Read the listing below and copy out every line that holds "simulation".

DATA
_ _ _ _ _ _ _
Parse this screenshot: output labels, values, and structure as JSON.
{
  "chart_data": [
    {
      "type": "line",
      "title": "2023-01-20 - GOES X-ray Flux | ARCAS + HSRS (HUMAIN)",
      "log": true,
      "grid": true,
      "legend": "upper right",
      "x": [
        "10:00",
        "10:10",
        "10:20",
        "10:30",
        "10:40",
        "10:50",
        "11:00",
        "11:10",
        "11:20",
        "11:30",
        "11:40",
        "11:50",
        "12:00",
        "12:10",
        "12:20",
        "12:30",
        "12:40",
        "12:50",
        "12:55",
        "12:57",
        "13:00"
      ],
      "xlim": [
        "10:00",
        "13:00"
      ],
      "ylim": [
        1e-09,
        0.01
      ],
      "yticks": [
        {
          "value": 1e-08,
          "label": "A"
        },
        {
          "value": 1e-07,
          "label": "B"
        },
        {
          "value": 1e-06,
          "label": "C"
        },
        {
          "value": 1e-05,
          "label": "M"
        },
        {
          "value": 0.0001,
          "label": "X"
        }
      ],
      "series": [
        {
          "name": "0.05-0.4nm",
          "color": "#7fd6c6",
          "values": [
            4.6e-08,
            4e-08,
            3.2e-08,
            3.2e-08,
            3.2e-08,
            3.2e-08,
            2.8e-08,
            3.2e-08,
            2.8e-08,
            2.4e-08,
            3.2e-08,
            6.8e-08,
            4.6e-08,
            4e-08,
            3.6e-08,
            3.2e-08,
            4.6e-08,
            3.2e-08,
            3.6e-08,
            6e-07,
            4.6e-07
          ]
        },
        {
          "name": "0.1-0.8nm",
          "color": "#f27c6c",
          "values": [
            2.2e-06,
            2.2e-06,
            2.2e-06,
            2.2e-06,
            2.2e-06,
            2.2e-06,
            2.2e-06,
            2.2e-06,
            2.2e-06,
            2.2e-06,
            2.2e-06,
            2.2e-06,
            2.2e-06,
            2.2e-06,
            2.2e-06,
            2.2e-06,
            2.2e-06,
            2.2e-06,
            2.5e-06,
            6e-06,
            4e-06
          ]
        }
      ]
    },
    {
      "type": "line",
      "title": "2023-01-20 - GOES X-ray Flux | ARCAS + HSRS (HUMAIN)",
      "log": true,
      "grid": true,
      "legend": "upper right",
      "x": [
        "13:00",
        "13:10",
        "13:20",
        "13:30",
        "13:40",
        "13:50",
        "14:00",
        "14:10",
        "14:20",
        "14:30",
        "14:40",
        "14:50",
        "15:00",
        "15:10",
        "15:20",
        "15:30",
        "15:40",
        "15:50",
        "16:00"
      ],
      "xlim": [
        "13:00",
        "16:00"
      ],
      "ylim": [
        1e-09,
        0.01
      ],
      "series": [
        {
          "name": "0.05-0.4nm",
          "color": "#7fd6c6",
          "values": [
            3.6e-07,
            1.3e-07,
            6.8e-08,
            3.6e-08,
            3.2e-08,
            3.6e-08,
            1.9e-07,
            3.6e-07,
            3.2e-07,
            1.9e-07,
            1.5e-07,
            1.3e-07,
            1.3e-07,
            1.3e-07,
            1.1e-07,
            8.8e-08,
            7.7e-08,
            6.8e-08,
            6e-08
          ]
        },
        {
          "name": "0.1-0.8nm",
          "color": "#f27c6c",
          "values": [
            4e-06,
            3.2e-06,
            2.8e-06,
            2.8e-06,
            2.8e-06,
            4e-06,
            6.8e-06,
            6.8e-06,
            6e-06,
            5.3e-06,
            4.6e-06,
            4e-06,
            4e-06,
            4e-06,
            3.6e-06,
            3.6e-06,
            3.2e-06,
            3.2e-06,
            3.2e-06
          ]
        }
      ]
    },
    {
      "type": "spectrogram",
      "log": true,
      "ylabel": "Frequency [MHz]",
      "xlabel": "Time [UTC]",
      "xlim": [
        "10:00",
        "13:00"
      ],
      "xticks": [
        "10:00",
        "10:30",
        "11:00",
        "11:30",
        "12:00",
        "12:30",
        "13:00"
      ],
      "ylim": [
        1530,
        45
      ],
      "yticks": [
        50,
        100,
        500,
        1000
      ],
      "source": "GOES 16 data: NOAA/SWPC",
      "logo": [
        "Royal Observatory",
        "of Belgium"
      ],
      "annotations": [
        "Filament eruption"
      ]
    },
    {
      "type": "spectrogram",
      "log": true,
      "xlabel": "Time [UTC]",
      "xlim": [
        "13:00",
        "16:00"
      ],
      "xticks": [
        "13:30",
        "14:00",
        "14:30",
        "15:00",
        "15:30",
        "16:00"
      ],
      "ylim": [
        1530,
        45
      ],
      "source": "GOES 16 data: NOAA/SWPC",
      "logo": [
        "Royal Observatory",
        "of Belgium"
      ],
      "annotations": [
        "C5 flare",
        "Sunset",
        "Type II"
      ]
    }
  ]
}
_ _ _ _ _ _ _
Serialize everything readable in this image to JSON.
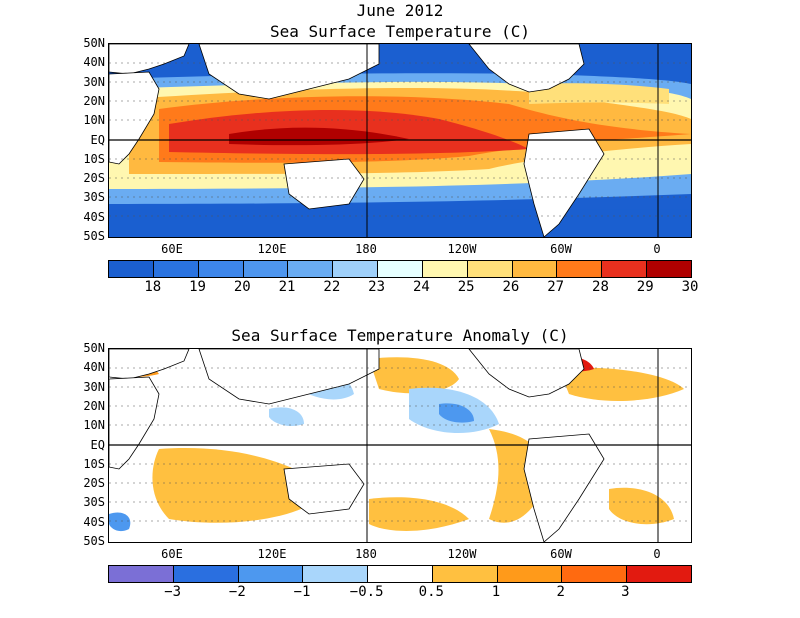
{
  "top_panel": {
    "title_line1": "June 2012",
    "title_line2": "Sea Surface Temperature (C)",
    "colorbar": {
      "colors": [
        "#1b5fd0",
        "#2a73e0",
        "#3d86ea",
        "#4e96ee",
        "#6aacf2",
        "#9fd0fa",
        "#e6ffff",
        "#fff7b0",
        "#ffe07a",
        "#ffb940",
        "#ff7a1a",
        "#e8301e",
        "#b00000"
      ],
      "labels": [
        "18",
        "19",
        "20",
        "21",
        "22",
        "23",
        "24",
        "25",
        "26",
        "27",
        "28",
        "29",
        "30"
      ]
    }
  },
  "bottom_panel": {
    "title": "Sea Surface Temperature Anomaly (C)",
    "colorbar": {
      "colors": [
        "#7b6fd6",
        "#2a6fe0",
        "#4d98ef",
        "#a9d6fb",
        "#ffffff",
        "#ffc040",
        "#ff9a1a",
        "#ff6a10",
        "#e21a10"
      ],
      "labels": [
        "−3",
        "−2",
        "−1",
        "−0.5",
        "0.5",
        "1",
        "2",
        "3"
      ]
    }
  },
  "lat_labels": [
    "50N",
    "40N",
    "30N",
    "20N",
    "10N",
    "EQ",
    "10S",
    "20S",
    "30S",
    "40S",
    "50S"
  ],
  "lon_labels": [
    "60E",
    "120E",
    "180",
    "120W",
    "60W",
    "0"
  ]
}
_ _ _ _ _ _ _
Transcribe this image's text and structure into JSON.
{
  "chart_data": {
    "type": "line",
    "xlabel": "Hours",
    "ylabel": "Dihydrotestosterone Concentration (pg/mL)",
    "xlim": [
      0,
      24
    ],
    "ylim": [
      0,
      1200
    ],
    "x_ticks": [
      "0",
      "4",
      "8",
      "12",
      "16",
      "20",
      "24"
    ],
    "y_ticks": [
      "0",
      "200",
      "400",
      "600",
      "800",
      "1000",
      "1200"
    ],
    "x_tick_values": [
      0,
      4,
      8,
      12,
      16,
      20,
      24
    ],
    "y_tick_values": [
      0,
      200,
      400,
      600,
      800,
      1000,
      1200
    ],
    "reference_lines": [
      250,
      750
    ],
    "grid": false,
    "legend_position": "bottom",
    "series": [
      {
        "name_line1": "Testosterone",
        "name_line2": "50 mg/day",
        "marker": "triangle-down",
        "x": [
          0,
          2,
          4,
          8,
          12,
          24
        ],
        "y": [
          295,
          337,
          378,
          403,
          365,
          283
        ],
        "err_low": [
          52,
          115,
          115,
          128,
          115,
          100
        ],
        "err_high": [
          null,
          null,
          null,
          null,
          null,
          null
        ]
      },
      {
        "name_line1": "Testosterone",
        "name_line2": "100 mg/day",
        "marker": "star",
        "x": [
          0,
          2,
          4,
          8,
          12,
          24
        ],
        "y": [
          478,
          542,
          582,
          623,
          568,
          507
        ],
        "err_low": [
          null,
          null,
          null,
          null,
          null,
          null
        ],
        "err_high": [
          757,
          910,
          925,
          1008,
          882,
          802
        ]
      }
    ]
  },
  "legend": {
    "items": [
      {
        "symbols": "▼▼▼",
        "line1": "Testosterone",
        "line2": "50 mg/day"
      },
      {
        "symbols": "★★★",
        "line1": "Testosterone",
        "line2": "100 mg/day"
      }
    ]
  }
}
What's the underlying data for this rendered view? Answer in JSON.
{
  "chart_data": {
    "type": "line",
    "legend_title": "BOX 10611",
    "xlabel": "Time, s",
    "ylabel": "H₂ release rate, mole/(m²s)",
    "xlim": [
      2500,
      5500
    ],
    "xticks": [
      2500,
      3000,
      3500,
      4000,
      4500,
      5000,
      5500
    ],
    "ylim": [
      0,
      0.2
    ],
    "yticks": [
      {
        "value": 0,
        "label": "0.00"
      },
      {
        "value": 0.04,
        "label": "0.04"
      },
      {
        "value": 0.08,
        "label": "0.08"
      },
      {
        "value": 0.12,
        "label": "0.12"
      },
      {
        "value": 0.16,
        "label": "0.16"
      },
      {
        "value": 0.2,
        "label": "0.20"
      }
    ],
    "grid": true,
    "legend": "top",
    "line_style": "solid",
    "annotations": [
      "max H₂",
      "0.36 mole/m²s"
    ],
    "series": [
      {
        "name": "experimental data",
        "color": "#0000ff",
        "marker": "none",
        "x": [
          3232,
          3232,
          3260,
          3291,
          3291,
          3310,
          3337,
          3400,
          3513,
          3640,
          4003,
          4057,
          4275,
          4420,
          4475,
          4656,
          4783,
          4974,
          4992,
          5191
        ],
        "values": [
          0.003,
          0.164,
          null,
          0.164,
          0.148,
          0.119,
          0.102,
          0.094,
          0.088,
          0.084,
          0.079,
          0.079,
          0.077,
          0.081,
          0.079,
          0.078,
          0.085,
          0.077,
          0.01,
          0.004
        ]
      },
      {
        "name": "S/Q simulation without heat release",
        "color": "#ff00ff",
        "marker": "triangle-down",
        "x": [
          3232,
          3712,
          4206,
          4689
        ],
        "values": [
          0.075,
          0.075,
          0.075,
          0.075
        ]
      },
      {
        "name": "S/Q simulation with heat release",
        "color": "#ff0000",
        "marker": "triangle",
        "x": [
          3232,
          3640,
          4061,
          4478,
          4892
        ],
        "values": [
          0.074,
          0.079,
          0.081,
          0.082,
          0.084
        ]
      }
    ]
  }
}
_ _ _ _ _ _ _
RESPONSE
        "name": "S/Q simulation without heat release",
        "name": "S/Q simulation with heat release",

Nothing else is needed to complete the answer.